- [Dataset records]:
######

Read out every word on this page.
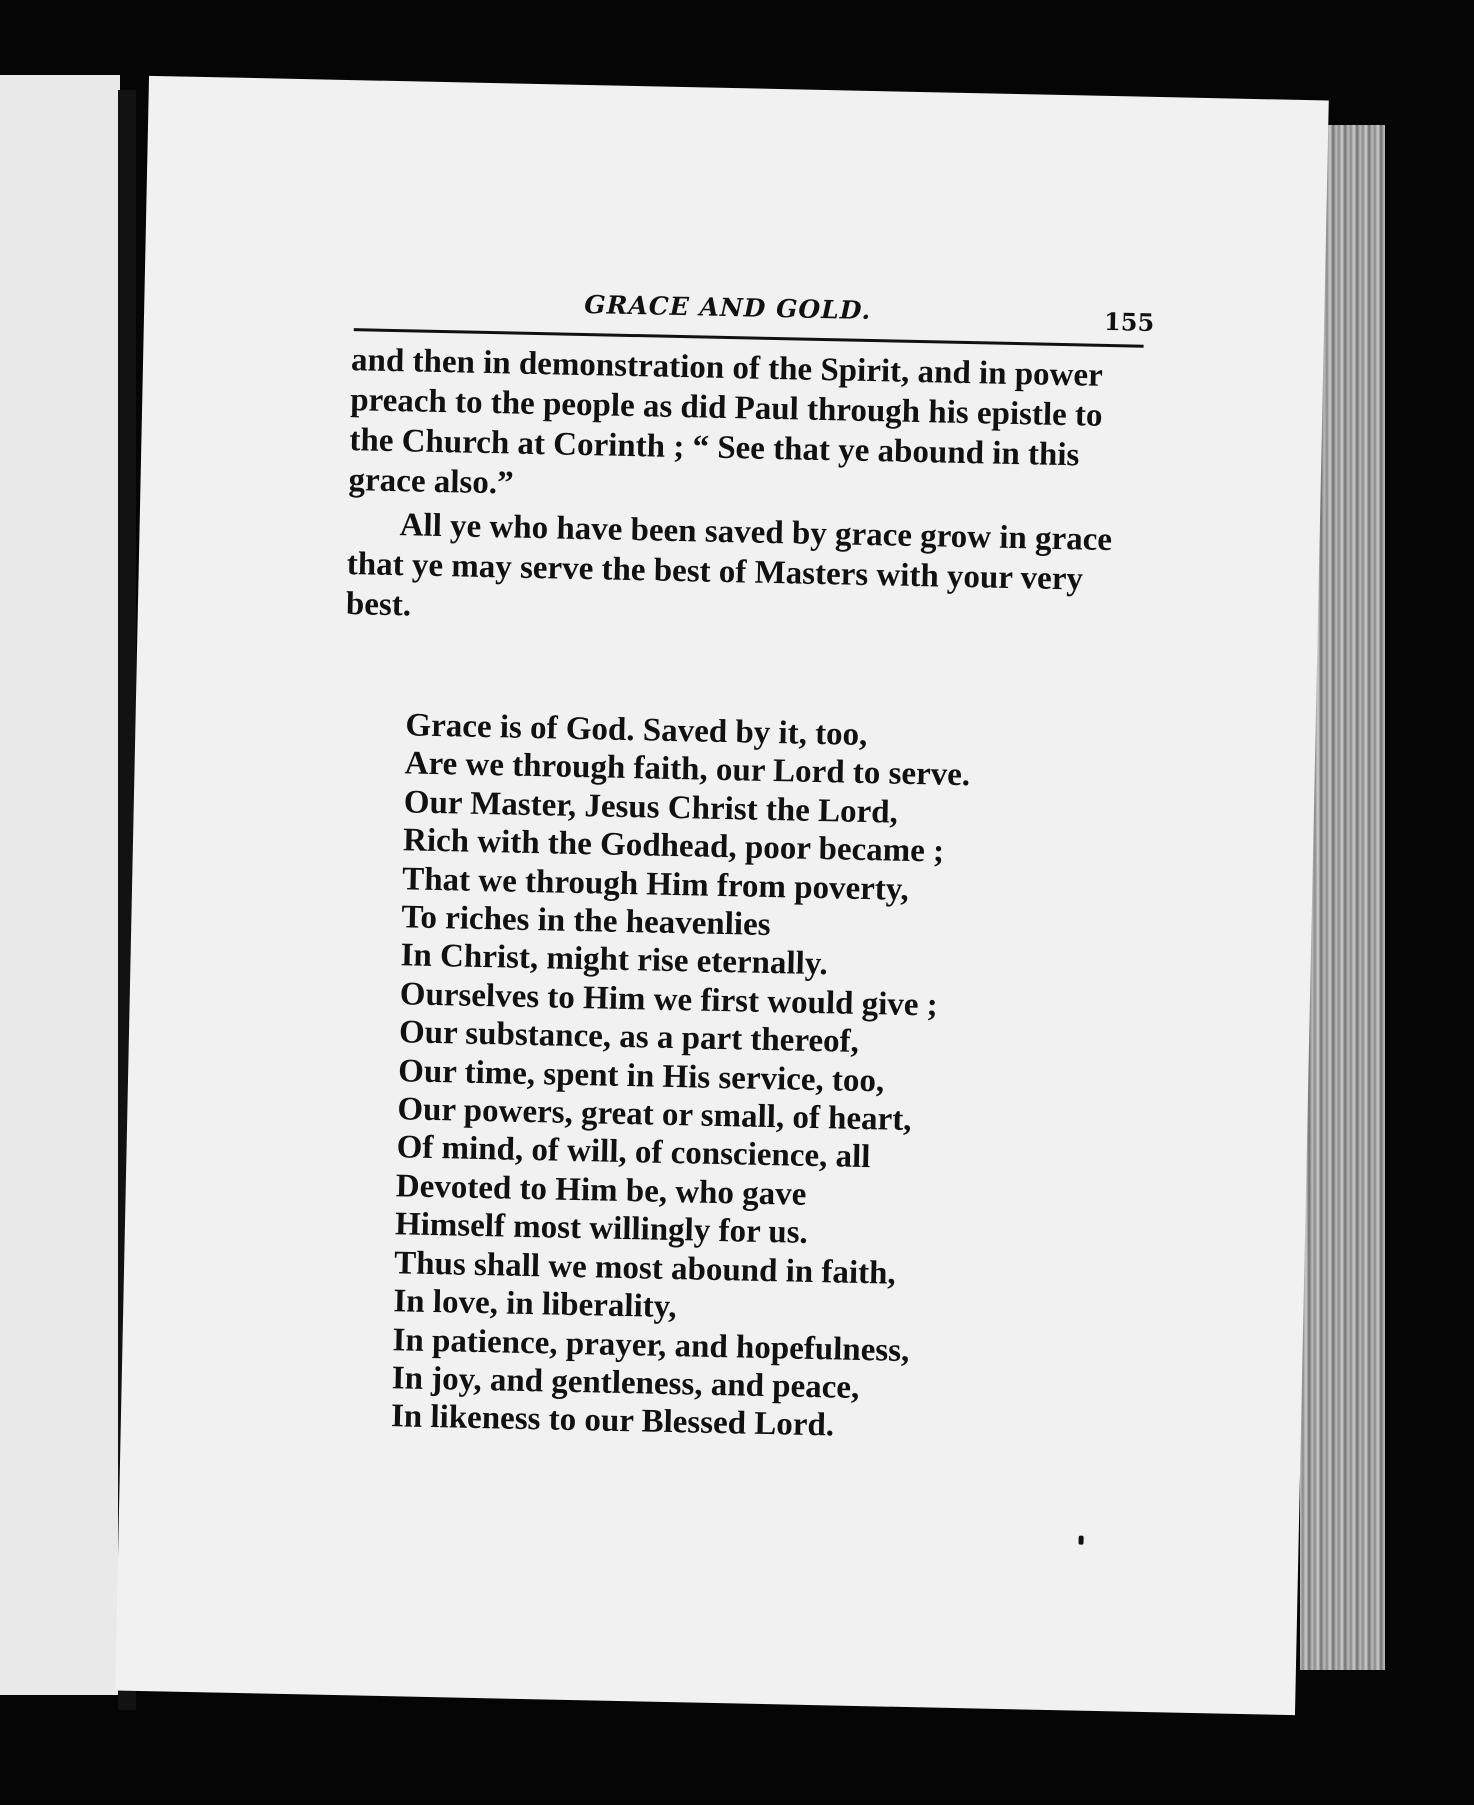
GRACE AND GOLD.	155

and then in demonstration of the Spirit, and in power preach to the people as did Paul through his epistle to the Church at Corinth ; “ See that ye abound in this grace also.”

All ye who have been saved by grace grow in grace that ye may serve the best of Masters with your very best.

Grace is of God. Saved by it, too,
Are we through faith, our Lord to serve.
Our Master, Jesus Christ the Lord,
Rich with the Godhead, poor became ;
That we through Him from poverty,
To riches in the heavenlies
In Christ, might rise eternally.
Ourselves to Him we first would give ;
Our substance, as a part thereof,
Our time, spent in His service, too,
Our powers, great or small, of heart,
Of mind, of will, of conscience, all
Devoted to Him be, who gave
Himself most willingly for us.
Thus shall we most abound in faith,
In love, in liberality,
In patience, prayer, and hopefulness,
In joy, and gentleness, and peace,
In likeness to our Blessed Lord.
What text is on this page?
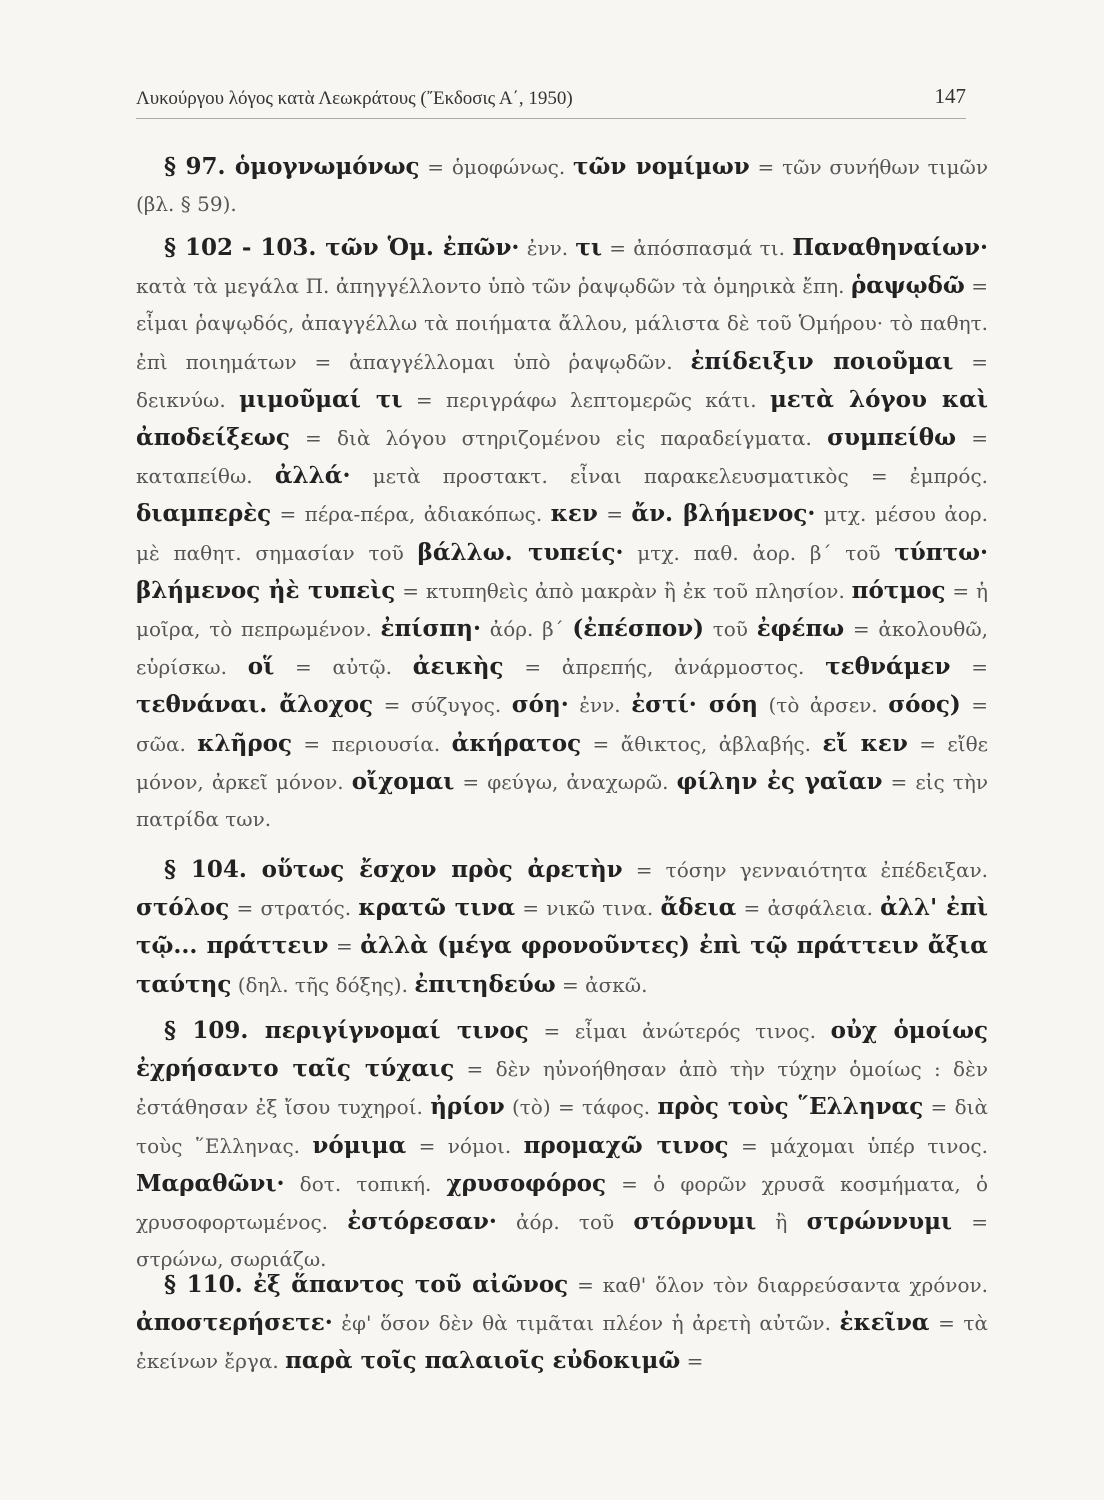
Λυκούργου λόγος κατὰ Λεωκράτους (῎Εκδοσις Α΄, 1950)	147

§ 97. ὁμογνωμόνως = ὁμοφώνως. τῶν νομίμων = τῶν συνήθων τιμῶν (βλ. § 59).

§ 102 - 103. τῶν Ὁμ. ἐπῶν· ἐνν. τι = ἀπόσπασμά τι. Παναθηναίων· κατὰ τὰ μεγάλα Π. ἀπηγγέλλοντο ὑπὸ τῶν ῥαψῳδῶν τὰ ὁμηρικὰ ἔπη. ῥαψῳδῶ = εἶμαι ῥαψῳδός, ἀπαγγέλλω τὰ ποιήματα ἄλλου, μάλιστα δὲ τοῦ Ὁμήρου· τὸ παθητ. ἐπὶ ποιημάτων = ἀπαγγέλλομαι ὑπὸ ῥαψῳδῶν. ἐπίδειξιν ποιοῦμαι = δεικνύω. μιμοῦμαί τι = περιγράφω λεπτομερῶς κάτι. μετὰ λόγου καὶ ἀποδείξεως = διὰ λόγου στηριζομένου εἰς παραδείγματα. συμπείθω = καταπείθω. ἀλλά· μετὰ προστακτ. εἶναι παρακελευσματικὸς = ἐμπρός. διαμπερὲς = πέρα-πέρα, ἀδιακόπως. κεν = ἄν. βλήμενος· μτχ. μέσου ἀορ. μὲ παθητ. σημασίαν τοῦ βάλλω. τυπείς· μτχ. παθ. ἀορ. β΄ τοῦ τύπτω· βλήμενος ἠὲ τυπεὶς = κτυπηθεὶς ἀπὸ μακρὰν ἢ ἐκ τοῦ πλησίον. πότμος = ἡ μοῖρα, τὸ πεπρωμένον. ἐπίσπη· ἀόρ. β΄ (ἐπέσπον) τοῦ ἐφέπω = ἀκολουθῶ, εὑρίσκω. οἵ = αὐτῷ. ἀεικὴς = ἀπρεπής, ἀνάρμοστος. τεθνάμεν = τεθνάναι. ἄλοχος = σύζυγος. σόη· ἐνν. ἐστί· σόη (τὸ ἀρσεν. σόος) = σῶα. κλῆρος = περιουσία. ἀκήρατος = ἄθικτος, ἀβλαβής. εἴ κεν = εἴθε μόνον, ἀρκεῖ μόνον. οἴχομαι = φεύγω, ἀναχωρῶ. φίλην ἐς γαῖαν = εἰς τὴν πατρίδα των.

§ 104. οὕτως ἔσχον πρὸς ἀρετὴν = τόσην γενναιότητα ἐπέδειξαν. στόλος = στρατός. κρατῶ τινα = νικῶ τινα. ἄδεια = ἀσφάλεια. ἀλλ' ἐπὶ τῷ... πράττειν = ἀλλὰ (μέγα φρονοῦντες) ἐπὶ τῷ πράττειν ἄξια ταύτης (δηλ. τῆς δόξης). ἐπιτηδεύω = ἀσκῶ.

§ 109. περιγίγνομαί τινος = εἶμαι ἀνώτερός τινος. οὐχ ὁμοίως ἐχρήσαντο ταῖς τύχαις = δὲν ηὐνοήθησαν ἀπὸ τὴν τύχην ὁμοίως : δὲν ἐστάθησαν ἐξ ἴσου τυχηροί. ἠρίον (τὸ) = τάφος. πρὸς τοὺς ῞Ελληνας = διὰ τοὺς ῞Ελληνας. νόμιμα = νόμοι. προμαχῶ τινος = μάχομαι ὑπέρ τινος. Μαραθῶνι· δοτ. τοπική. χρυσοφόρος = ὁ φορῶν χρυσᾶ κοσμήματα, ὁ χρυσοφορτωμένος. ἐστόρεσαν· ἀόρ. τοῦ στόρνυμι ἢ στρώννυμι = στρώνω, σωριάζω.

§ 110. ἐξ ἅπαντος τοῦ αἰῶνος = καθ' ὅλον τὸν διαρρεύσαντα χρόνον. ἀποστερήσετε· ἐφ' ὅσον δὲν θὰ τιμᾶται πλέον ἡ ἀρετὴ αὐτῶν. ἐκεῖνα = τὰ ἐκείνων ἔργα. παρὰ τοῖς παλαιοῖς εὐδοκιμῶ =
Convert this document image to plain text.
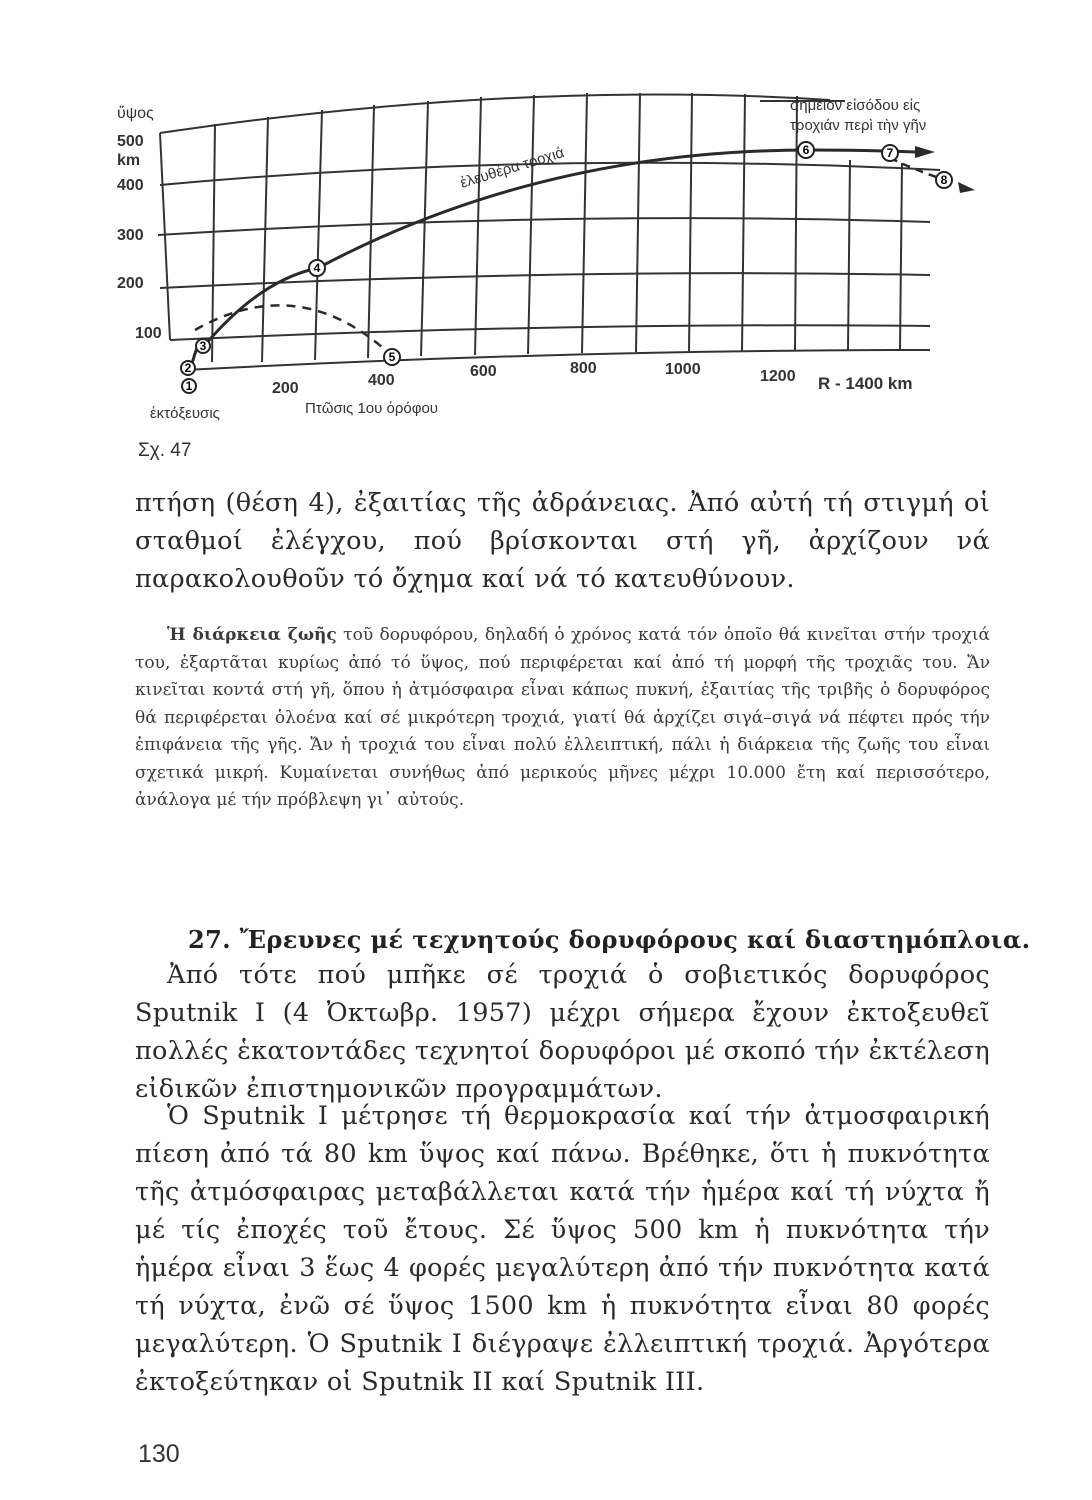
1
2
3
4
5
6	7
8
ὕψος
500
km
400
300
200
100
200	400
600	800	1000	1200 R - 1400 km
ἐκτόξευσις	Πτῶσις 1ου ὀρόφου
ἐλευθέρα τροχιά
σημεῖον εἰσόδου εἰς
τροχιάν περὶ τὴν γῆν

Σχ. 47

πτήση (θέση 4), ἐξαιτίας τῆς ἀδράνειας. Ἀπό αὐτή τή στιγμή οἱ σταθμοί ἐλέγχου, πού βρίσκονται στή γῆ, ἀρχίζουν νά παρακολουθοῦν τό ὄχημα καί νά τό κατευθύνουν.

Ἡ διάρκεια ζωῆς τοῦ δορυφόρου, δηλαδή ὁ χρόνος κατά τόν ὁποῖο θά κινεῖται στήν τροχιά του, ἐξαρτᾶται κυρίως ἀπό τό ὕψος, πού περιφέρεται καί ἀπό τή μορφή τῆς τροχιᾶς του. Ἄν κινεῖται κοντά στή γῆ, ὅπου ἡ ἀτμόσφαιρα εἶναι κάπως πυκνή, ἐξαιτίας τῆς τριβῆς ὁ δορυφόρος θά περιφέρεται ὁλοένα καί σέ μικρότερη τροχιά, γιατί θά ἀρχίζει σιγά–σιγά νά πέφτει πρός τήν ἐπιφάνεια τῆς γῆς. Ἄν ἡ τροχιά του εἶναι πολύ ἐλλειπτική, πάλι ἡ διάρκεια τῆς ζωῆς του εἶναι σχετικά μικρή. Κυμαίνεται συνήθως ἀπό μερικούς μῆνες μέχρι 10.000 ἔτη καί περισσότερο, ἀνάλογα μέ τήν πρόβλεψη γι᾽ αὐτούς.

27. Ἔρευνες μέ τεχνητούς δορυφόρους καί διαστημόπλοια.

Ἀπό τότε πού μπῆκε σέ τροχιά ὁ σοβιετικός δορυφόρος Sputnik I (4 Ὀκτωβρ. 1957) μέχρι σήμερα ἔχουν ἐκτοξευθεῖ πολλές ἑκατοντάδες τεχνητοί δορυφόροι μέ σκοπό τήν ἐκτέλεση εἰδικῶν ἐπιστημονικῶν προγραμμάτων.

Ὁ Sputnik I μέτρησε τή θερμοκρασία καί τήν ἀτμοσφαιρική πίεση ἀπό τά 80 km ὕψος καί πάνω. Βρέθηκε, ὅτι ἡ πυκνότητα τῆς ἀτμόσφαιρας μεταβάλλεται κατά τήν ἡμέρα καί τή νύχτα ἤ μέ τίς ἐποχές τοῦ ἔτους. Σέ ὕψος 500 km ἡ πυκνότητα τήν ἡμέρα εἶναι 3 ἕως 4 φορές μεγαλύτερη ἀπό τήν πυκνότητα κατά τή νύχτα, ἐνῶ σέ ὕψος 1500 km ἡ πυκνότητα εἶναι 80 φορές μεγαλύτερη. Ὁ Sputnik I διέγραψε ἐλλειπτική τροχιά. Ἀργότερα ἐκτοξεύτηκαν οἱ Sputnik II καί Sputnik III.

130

######

- [What is expected]: Show each line of the listing that holds the string "Lord".

- [Solution to this exercise]:
Are we through faith, our Lord to serve.
Our Master, Jesus Christ the Lord,
In likeness to our Blessed Lord.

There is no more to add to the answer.